Task statement: For each line of the data below that holds "знания", copy the line.

::::

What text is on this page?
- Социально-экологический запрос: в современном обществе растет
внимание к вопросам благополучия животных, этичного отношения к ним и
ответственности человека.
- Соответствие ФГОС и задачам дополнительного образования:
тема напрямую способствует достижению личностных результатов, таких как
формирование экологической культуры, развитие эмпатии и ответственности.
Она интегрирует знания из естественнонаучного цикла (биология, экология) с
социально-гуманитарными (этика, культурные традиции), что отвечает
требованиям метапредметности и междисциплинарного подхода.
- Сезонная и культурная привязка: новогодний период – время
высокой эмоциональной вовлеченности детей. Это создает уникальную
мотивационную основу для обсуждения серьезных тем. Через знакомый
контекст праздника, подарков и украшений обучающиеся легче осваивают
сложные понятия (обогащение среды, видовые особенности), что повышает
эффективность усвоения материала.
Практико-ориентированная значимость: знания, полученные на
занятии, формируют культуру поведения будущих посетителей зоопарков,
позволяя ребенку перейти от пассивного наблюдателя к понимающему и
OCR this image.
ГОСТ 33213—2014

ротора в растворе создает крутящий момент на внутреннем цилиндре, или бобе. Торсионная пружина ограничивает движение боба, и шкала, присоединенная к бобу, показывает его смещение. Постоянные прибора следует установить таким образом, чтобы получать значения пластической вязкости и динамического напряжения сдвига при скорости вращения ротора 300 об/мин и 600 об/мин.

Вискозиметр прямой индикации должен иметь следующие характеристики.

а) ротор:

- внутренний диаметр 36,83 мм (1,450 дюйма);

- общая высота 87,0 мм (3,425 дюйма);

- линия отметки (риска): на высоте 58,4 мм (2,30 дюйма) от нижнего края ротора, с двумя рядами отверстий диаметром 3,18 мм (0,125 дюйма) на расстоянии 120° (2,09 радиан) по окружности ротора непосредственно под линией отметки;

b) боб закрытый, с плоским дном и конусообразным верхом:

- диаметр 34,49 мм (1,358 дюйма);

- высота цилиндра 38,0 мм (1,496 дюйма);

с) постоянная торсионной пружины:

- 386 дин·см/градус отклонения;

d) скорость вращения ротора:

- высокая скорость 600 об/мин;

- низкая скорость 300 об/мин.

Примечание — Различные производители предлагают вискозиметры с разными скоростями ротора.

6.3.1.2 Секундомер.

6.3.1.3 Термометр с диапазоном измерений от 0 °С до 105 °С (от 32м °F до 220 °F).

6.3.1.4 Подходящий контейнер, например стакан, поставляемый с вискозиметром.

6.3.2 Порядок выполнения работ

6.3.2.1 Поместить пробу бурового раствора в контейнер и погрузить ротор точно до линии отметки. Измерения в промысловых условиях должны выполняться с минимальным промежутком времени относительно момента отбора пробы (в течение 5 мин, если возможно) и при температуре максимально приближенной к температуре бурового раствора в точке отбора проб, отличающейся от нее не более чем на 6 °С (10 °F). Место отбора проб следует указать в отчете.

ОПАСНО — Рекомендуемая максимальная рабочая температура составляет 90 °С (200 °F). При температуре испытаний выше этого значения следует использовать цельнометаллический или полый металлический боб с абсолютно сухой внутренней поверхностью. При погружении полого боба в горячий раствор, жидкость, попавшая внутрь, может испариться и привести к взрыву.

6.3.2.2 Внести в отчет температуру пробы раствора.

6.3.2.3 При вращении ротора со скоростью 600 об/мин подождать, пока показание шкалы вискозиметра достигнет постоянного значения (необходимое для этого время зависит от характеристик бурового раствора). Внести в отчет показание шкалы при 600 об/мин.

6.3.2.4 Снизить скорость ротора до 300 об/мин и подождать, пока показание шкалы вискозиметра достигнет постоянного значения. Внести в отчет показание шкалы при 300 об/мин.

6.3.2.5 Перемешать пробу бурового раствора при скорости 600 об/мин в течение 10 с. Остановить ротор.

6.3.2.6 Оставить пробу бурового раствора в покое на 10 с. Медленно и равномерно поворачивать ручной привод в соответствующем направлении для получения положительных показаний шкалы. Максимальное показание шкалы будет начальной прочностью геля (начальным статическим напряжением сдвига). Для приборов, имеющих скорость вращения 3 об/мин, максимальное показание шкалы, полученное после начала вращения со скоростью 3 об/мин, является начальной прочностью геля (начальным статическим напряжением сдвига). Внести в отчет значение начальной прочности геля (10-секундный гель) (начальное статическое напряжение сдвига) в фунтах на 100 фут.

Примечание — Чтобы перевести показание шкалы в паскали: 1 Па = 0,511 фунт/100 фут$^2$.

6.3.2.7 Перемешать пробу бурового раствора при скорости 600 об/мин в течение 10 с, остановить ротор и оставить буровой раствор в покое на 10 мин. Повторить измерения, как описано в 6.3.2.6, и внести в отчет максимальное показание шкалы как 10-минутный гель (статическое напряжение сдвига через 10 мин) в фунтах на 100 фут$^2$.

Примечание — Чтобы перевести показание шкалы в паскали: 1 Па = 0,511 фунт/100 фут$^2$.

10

::::

Final result:
Она интегрирует знания из естественнонаучного цикла (биология, экология) с
Практико-ориентированная значимость: знания, полученные на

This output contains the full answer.